Required tasks |
1. Answer these questions about the passage on Confirmation Sunday:
(a) Whose baptisms took place that morning?
(b) What did the speaker joke about with the families?
(c) What is the common practice at Nassau Church for infant baptism?
2. Write out every line of the source data entries word for word.

Source document |
+ + + + +
Another observation hanging around in my head for a few weeks was the morning of Confirmation two Sundays ago. The incredible morning of worship and affirming faith in Jesus Christ included the baptisms of Sterling, Isaac, and Nico. Like Mark Edwards in his sermon, I was focused on getting through the baptisms without too many of my own tears. A choir member told me afterward how meaningful it was to be up here in the chancel and able to see the faces of the parents and siblings. I had to try not to look and focus solely on the young men standing before me. I joked with the families about having to reach up for the baptisms. You probably have observed that our common practice at Nassau Church for infant baptism is one family, one child, one baptism per service. But that trinity of baptisms underscored the “holy we” to which God calls us. As the Constitution of the Presbyterian Church (USA) puts it, “No one comes to Baptism alone; we are encouraged by family or friends and surrounded by the community of faith.”
+ + + + +
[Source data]

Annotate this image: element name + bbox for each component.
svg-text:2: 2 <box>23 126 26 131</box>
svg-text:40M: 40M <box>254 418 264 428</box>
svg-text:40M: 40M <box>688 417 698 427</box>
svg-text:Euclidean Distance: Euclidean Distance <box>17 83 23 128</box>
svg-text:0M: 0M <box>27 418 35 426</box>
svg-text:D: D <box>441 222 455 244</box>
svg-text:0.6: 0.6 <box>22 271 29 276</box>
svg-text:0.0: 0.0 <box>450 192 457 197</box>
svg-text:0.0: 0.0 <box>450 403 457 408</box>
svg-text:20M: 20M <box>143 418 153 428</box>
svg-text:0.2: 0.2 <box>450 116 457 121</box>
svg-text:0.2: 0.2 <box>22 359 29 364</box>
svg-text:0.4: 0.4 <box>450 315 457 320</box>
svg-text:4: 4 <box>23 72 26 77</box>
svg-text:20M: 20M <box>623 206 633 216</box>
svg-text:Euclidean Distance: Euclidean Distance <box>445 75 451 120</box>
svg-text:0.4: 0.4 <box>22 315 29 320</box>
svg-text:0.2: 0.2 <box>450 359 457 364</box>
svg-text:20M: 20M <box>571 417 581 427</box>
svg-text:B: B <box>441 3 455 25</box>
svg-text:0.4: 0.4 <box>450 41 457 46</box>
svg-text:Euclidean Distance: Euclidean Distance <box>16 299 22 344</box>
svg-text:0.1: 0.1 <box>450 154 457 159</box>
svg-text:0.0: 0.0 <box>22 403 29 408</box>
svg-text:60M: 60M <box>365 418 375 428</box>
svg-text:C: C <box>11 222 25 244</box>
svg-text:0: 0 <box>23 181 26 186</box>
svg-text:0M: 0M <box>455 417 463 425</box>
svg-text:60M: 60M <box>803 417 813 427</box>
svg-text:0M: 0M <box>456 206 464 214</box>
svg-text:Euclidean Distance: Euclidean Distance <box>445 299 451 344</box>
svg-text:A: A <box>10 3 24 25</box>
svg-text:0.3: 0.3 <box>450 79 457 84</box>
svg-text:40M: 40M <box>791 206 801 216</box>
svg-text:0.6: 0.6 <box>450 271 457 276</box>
+ + + + +
Responses |
1.
(a) Sterling, Isaac, and Nico
(b) Having to reach up for the baptisms
(c) One family, one child, one baptism per service

2.
Annotate this image: element name + bbox for each component.
svg-text:2: 2 <box>23 126 26 131</box>
svg-text:40M: 40M <box>254 418 264 428</box>
svg-text:40M: 40M <box>688 417 698 427</box>
svg-text:Euclidean Distance: Euclidean Distance <box>17 83 23 128</box>
svg-text:0M: 0M <box>27 418 35 426</box>
svg-text:D: D <box>441 222 455 244</box>
svg-text:0.6: 0.6 <box>22 271 29 276</box>
svg-text:0.0: 0.0 <box>450 192 457 197</box>
svg-text:0.0: 0.0 <box>450 403 457 408</box>
svg-text:20M: 20M <box>143 418 153 428</box>
svg-text:0.2: 0.2 <box>450 116 457 121</box>
svg-text:0.2: 0.2 <box>22 359 29 364</box>
svg-text:0.4: 0.4 <box>450 315 457 320</box>
svg-text:4: 4 <box>23 72 26 77</box>
svg-text:20M: 20M <box>623 206 633 216</box>
svg-text:Euclidean Distance: Euclidean Distance <box>445 75 451 120</box>
svg-text:0.4: 0.4 <box>22 315 29 320</box>
svg-text:0.2: 0.2 <box>450 359 457 364</box>
svg-text:20M: 20M <box>571 417 581 427</box>
svg-text:B: B <box>441 3 455 25</box>
svg-text:0.4: 0.4 <box>450 41 457 46</box>
svg-text:Euclidean Distance: Euclidean Distance <box>16 299 22 344</box>
svg-text:0.1: 0.1 <box>450 154 457 159</box>
svg-text:0.0: 0.0 <box>22 403 29 408</box>
svg-text:60M: 60M <box>365 418 375 428</box>
svg-text:C: C <box>11 222 25 244</box>
svg-text:0: 0 <box>23 181 26 186</box>
svg-text:0M: 0M <box>455 417 463 425</box>
svg-text:60M: 60M <box>803 417 813 427</box>
svg-text:0M: 0M <box>456 206 464 214</box>
svg-text:Euclidean Distance: Euclidean Distance <box>445 299 451 344</box>
svg-text:A: A <box>10 3 24 25</box>
svg-text:0.3: 0.3 <box>450 79 457 84</box>
svg-text:40M: 40M <box>791 206 801 216</box>
svg-text:0.6: 0.6 <box>450 271 457 276</box>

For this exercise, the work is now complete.